• What this task involves:
Every entry below should be transcribed exactly; pictures stay out of the copy.

• Materials provided:
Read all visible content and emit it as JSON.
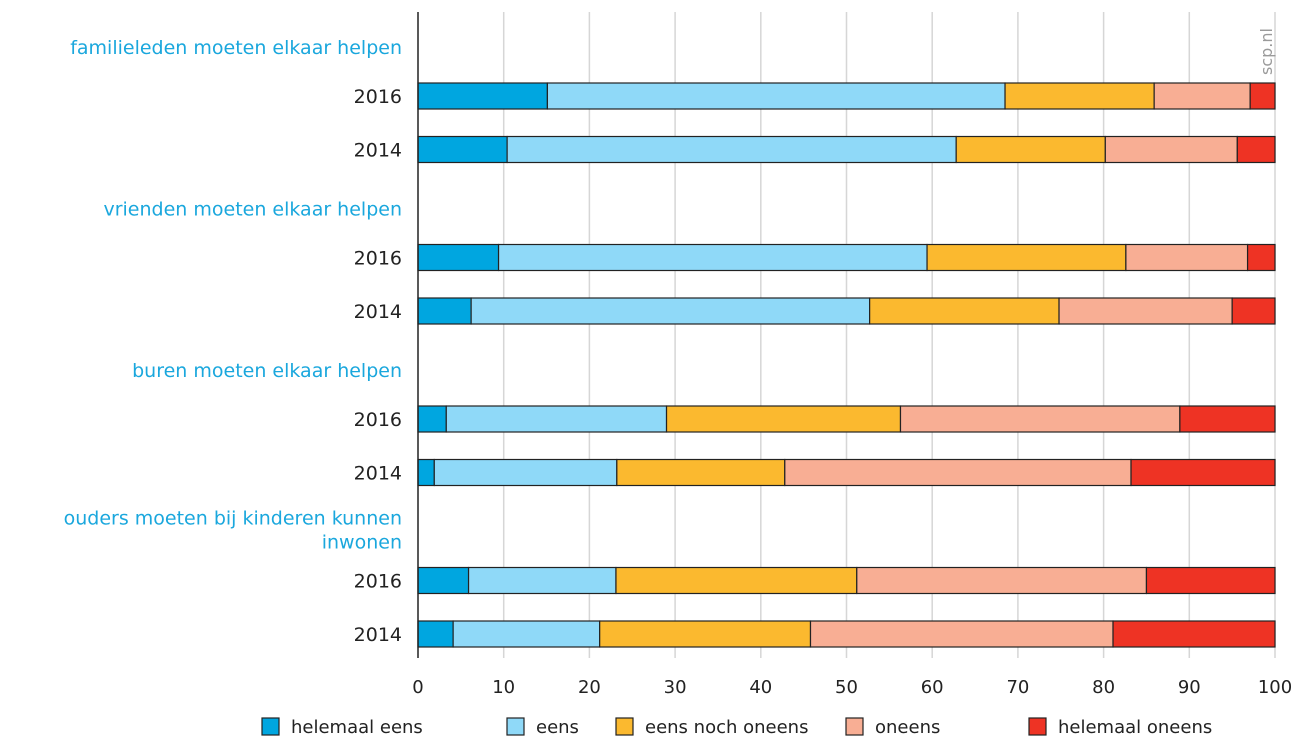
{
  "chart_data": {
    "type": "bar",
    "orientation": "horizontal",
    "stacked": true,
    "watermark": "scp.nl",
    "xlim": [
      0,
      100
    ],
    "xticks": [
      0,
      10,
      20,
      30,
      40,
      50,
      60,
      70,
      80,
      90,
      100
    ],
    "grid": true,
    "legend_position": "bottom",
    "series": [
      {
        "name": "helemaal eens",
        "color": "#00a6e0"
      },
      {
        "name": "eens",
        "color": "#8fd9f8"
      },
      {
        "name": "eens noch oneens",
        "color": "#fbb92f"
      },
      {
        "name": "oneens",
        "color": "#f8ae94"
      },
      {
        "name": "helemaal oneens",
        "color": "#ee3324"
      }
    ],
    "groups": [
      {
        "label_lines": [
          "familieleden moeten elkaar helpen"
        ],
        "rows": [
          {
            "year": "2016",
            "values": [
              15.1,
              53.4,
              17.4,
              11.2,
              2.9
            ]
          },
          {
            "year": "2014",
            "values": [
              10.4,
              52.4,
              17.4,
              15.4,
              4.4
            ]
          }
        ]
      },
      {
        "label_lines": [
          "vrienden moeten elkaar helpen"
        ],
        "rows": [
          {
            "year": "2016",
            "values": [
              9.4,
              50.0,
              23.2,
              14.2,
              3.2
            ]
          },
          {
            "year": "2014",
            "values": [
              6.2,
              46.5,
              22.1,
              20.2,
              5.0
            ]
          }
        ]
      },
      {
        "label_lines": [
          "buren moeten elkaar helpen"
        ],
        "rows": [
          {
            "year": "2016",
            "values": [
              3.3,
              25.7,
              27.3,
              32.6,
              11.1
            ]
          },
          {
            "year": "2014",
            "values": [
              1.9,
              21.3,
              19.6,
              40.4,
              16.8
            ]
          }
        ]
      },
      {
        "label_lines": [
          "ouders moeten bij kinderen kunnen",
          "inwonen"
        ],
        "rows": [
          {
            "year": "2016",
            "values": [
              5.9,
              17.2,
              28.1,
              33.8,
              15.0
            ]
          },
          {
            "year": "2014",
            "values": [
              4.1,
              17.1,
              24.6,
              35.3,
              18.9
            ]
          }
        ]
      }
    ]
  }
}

• Task output:
Read all visible content and emit it as JSON.
{
  "chart_data": {
    "type": "bar",
    "orientation": "horizontal",
    "stacked": true,
    "watermark": "scp.nl",
    "xlim": [
      0,
      100
    ],
    "xticks": [
      0,
      10,
      20,
      30,
      40,
      50,
      60,
      70,
      80,
      90,
      100
    ],
    "grid": true,
    "legend_position": "bottom",
    "series": [
      {
        "name": "helemaal eens",
        "color": "#00a6e0"
      },
      {
        "name": "eens",
        "color": "#8fd9f8"
      },
      {
        "name": "eens noch oneens",
        "color": "#fbb92f"
      },
      {
        "name": "oneens",
        "color": "#f8ae94"
      },
      {
        "name": "helemaal oneens",
        "color": "#ee3324"
      }
    ],
    "groups": [
      {
        "label_lines": [
          "familieleden moeten elkaar helpen"
        ],
        "rows": [
          {
            "year": "2016",
            "values": [
              15.1,
              53.4,
              17.4,
              11.2,
              2.9
            ]
          },
          {
            "year": "2014",
            "values": [
              10.4,
              52.4,
              17.4,
              15.4,
              4.4
            ]
          }
        ]
      },
      {
        "label_lines": [
          "vrienden moeten elkaar helpen"
        ],
        "rows": [
          {
            "year": "2016",
            "values": [
              9.4,
              50.0,
              23.2,
              14.2,
              3.2
            ]
          },
          {
            "year": "2014",
            "values": [
              6.2,
              46.5,
              22.1,
              20.2,
              5.0
            ]
          }
        ]
      },
      {
        "label_lines": [
          "buren moeten elkaar helpen"
        ],
        "rows": [
          {
            "year": "2016",
            "values": [
              3.3,
              25.7,
              27.3,
              32.6,
              11.1
            ]
          },
          {
            "year": "2014",
            "values": [
              1.9,
              21.3,
              19.6,
              40.4,
              16.8
            ]
          }
        ]
      },
      {
        "label_lines": [
          "ouders moeten bij kinderen kunnen",
          "inwonen"
        ],
        "rows": [
          {
            "year": "2016",
            "values": [
              5.9,
              17.2,
              28.1,
              33.8,
              15.0
            ]
          },
          {
            "year": "2014",
            "values": [
              4.1,
              17.1,
              24.6,
              35.3,
              18.9
            ]
          }
        ]
      }
    ]
  }
}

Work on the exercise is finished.